— BEGIN DATASET RECORDS —

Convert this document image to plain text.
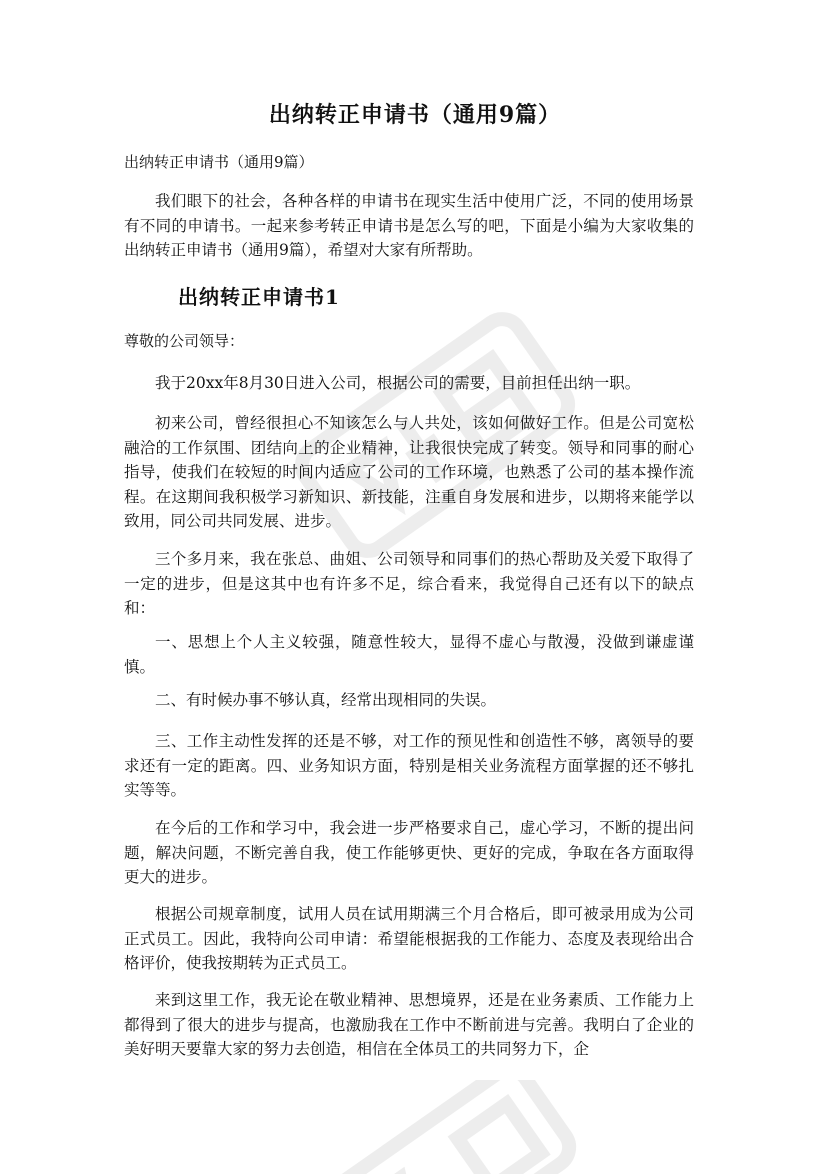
出纳转正申请书（通用9篇）
出纳转正申请书（通用9篇）

我们眼下的社会，各种各样的申请书在现实生活中使用广泛，不同的使用场景有不同的申请书。一起来参考转正申请书是怎么写的吧，下面是小编为大家收集的出纳转正申请书（通用9篇），希望对大家有所帮助。

出纳转正申请书1
尊敬的公司领导：

我于20xx年8月30日进入公司，根据公司的需要，目前担任出纳一职。

初来公司，曾经很担心不知该怎么与人共处，该如何做好工作。但是公司宽松融洽的工作氛围、团结向上的企业精神，让我很快完成了转变。领导和同事的耐心指导，使我们在较短的时间内适应了公司的工作环境，也熟悉了公司的基本操作流程。在这期间我积极学习新知识、新技能，注重自身发展和进步，以期将来能学以致用，同公司共同发展、进步。

三个多月来，我在张总、曲姐、公司领导和同事们的热心帮助及关爱下取得了一定的进步，但是这其中也有许多不足，综合看来，我觉得自己还有以下的缺点和：

一、思想上个人主义较强，随意性较大，显得不虚心与散漫，没做到谦虚谨慎。

二、有时候办事不够认真，经常出现相同的失误。

三、工作主动性发挥的还是不够，对工作的预见性和创造性不够，离领导的要求还有一定的距离。四、业务知识方面，特别是相关业务流程方面掌握的还不够扎实等等。

在今后的工作和学习中，我会进一步严格要求自己，虚心学习，不断的提出问题，解决问题，不断完善自我，使工作能够更快、更好的完成，争取在各方面取得更大的进步。

根据公司规章制度，试用人员在试用期满三个月合格后，即可被录用成为公司正式员工。因此，我特向公司申请：希望能根据我的工作能力、态度及表现给出合格评价，使我按期转为正式员工。

来到这里工作，我无论在敬业精神、思想境界，还是在业务素质、工作能力上都得到了很大的进步与提高，也激励我在工作中不断前进与完善。我明白了企业的美好明天要靠大家的努力去创造，相信在全体员工的共同努力下，企
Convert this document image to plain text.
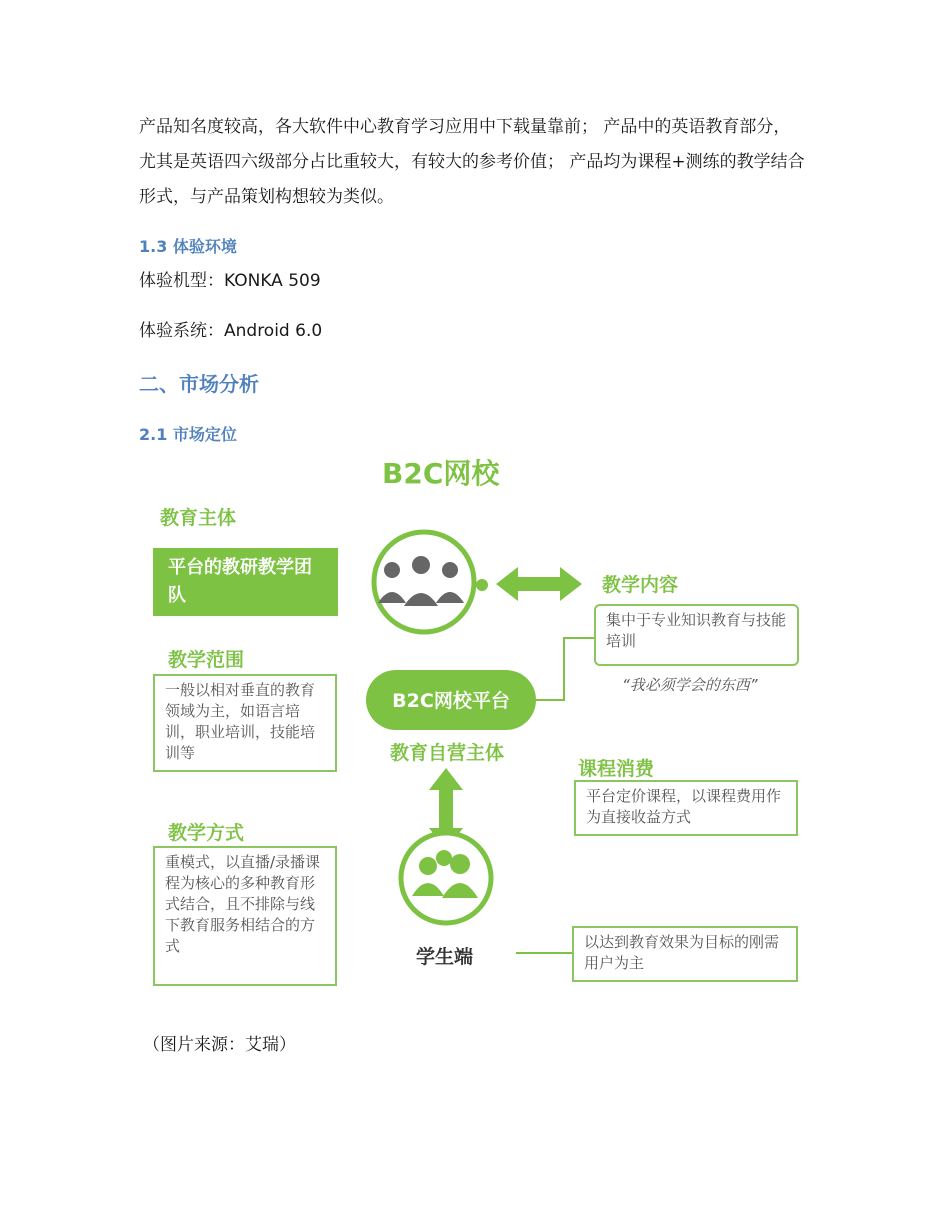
产品知名度较高，各大软件中心教育学习应用中下载量靠前； 产品中的英语教育部分，
尤其是英语四六级部分占比重较大，有较大的参考价值； 产品均为课程+测练的教学结合
形式，与产品策划构想较为类似。
1.3 体验环境
体验机型：KONKA 509
体验系统：Android 6.0
二、市场分析
2.1 市场定位
B2C网校
教育主体
平台的教研教学团队
教学范围
一般以相对垂直的教育领域为主，如语言培训，职业培训，技能培训等
教学方式
重模式，以直播/录播课程为核心的多种教育形式结合，且不排除与线下教育服务相结合的方式
B2C网校平台
教育自营主体
教学内容
集中于专业知识教育与技能培训
“我必须学会的东西”
课程消费
平台定价课程，以课程费用作为直接收益方式
学生端
以达到教育效果为目标的刚需用户为主
（图片来源：艾瑞）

— END DATASET RECORDS —

*WRITTEN INSTRUCTION*.
Restate the whole of the material word for word without the pictures.

*REPLY*.
Convert this document image to plain text.
出纳转正申请书（通用9篇）
出纳转正申请书（通用9篇）

我们眼下的社会，各种各样的申请书在现实生活中使用广泛，不同的使用场景有不同的申请书。一起来参考转正申请书是怎么写的吧，下面是小编为大家收集的出纳转正申请书（通用9篇），希望对大家有所帮助。

出纳转正申请书1
尊敬的公司领导：

我于20xx年8月30日进入公司，根据公司的需要，目前担任出纳一职。

初来公司，曾经很担心不知该怎么与人共处，该如何做好工作。但是公司宽松融洽的工作氛围、团结向上的企业精神，让我很快完成了转变。领导和同事的耐心指导，使我们在较短的时间内适应了公司的工作环境，也熟悉了公司的基本操作流程。在这期间我积极学习新知识、新技能，注重自身发展和进步，以期将来能学以致用，同公司共同发展、进步。

三个多月来，我在张总、曲姐、公司领导和同事们的热心帮助及关爱下取得了一定的进步，但是这其中也有许多不足，综合看来，我觉得自己还有以下的缺点和：

一、思想上个人主义较强，随意性较大，显得不虚心与散漫，没做到谦虚谨慎。

二、有时候办事不够认真，经常出现相同的失误。

三、工作主动性发挥的还是不够，对工作的预见性和创造性不够，离领导的要求还有一定的距离。四、业务知识方面，特别是相关业务流程方面掌握的还不够扎实等等。

在今后的工作和学习中，我会进一步严格要求自己，虚心学习，不断的提出问题，解决问题，不断完善自我，使工作能够更快、更好的完成，争取在各方面取得更大的进步。

根据公司规章制度，试用人员在试用期满三个月合格后，即可被录用成为公司正式员工。因此，我特向公司申请：希望能根据我的工作能力、态度及表现给出合格评价，使我按期转为正式员工。

来到这里工作，我无论在敬业精神、思想境界，还是在业务素质、工作能力上都得到了很大的进步与提高，也激励我在工作中不断前进与完善。我明白了企业的美好明天要靠大家的努力去创造，相信在全体员工的共同努力下，企
Convert this document image to plain text.
产品知名度较高，各大软件中心教育学习应用中下载量靠前； 产品中的英语教育部分，
尤其是英语四六级部分占比重较大，有较大的参考价值； 产品均为课程+测练的教学结合
形式，与产品策划构想较为类似。
1.3 体验环境
体验机型：KONKA 509
体验系统：Android 6.0
二、市场分析
2.1 市场定位
B2C网校
教育主体
平台的教研教学团队
教学范围
一般以相对垂直的教育领域为主，如语言培训，职业培训，技能培训等
教学方式
重模式，以直播/录播课程为核心的多种教育形式结合，且不排除与线下教育服务相结合的方式
B2C网校平台
教育自营主体
教学内容
集中于专业知识教育与技能培训
“我必须学会的东西”
课程消费
平台定价课程，以课程费用作为直接收益方式
学生端
以达到教育效果为目标的刚需用户为主
（图片来源：艾瑞）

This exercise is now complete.